**Problem details:**
Find the lines holding the word "probability" and collect them.

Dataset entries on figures
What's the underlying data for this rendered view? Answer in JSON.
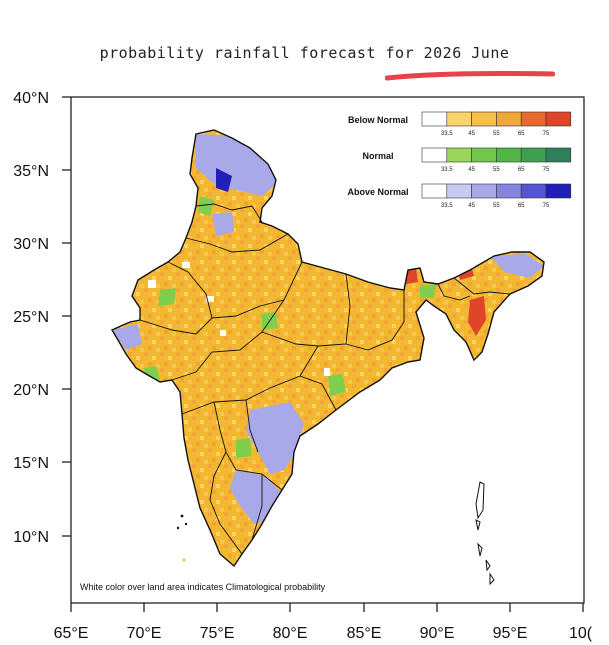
{
  "title": "probability rainfall forecast for 2026 June",
  "colors": {
    "below_normal": [
      "#ffffff",
      "#f7d36a",
      "#f4c04a",
      "#f1a83a",
      "#e76a2c",
      "#e0452a"
    ],
    "normal": [
      "#ffffff",
      "#9ad65a",
      "#6fc84c",
      "#52b548",
      "#3f9e52",
      "#2f7f5a"
    ],
    "above_normal": [
      "#ffffff",
      "#c9c9f2",
      "#a9a9ea",
      "#8585e0",
      "#5555d4",
      "#2020b8"
    ],
    "land_dominant": "#f3b830",
    "underline": "#e8434b"
  },
  "legend": [
    {
      "title": "Below Normal",
      "ticks": [
        "33.5",
        "45",
        "55",
        "65",
        "75"
      ]
    },
    {
      "title": "Normal",
      "ticks": [
        "33.5",
        "45",
        "55",
        "65",
        "75"
      ]
    },
    {
      "title": "Above Normal",
      "ticks": [
        "33.5",
        "45",
        "55",
        "65",
        "75"
      ]
    }
  ],
  "axes": {
    "lat_labels": [
      "40°N",
      "35°N",
      "30°N",
      "25°N",
      "20°N",
      "15°N",
      "10°N"
    ],
    "lon_labels": [
      "65°E",
      "70°E",
      "75°E",
      "80°E",
      "85°E",
      "90°E",
      "95°E",
      "10("
    ]
  },
  "footnote": "White color over land area indicates Climatological probability"
}
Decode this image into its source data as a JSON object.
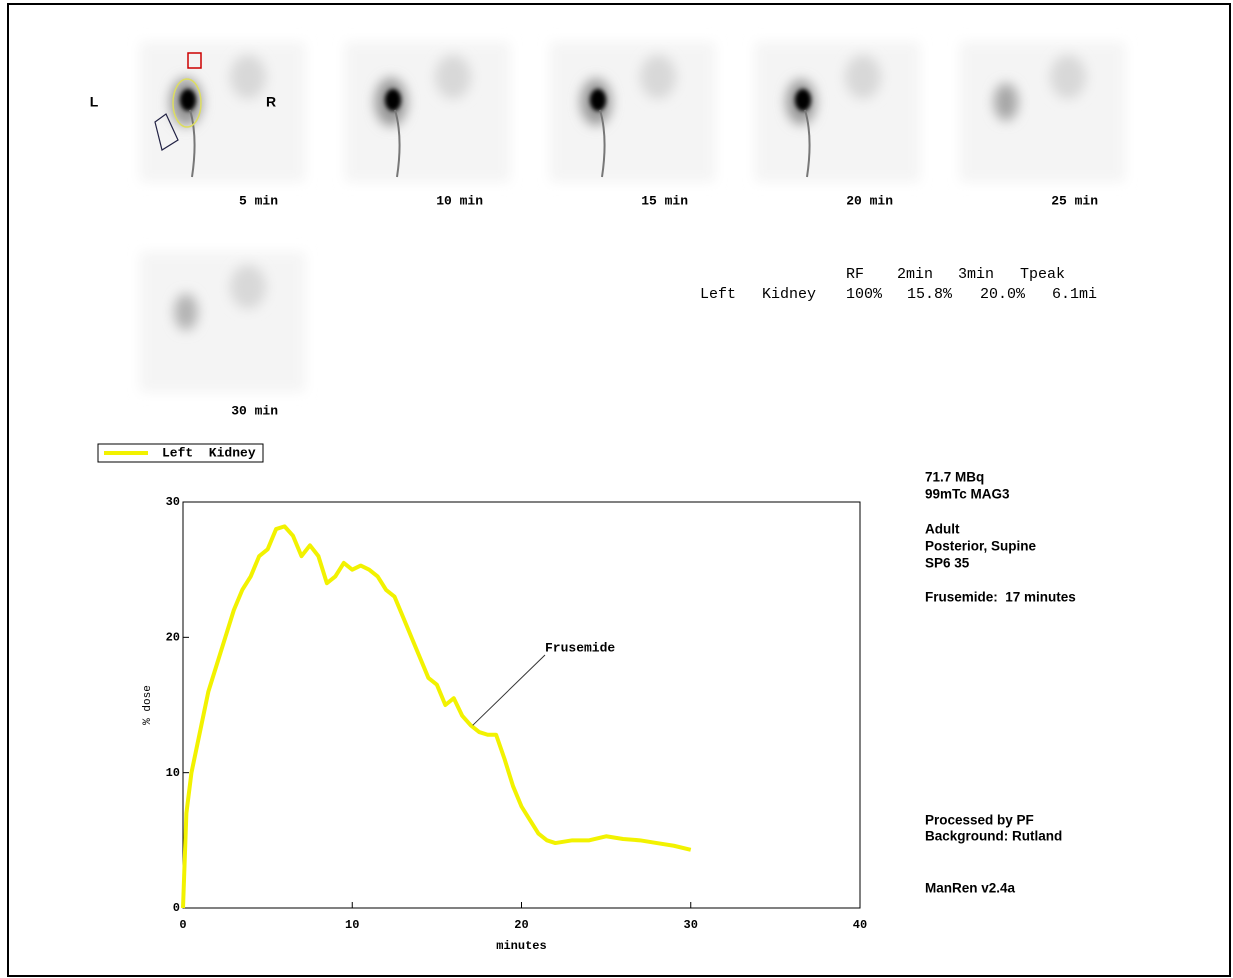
{
  "frame_labels": [
    "5 min",
    "10 min",
    "15 min",
    "20 min",
    "25 min",
    "30 min"
  ],
  "orientation": {
    "left": "L",
    "right": "R"
  },
  "table": {
    "header": [
      "RF",
      "2min",
      "3min",
      "Tpeak"
    ],
    "rows": [
      [
        "Left",
        "Kidney",
        "100%",
        "15.8%",
        "20.0%",
        "6.1mi"
      ]
    ]
  },
  "info": [
    "71.7 MBq",
    "99mTc MAG3",
    "Adult",
    "Posterior, Supine",
    "SP6 35",
    "Frusemide:  17 minutes",
    "Processed by PF",
    "Background: Rutland",
    "ManRen v2.4a"
  ],
  "chart_data": {
    "type": "line",
    "x_label": "minutes",
    "y_label": "% dose",
    "xlim": [
      0,
      40
    ],
    "xticks": [
      0,
      10,
      20,
      30,
      40
    ],
    "ylim": [
      0,
      30
    ],
    "yticks": [
      0,
      10,
      20,
      30
    ],
    "legend": "top-left",
    "series": [
      {
        "name": "Left  Kidney",
        "color": "#f2f200",
        "x": [
          0,
          0.2,
          0.5,
          1,
          1.5,
          2,
          2.5,
          3,
          3.5,
          4,
          4.5,
          5,
          5.5,
          6,
          6.5,
          7,
          7.5,
          8,
          8.5,
          9,
          9.5,
          10,
          10.5,
          11,
          11.5,
          12,
          12.5,
          13,
          13.5,
          14,
          14.5,
          15,
          15.5,
          16,
          16.5,
          17,
          17.5,
          18,
          18.5,
          19,
          19.5,
          20,
          20.5,
          21,
          21.5,
          22,
          23,
          24,
          25,
          26,
          27,
          28,
          29,
          30
        ],
        "values": [
          0,
          7,
          10,
          13,
          16,
          18,
          20,
          22,
          23.5,
          24.5,
          26,
          26.5,
          28,
          28.2,
          27.5,
          26,
          26.8,
          26,
          24,
          24.5,
          25.5,
          25,
          25.3,
          25,
          24.5,
          23.5,
          23,
          21.5,
          20,
          18.5,
          17,
          16.5,
          15,
          15.5,
          14.2,
          13.5,
          13,
          12.8,
          12.8,
          11,
          9,
          7.5,
          6.5,
          5.5,
          5,
          4.8,
          5,
          5,
          5.3,
          5.1,
          5,
          4.8,
          4.6,
          4.3
        ]
      }
    ],
    "annotation": {
      "text": "Frusemide",
      "x": 17,
      "y": 13.5
    }
  }
}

**Task solution:**
  "title": "probability rainfall forecast for 2026 June",
  "footnote": "White color over land area indicates Climatological probability"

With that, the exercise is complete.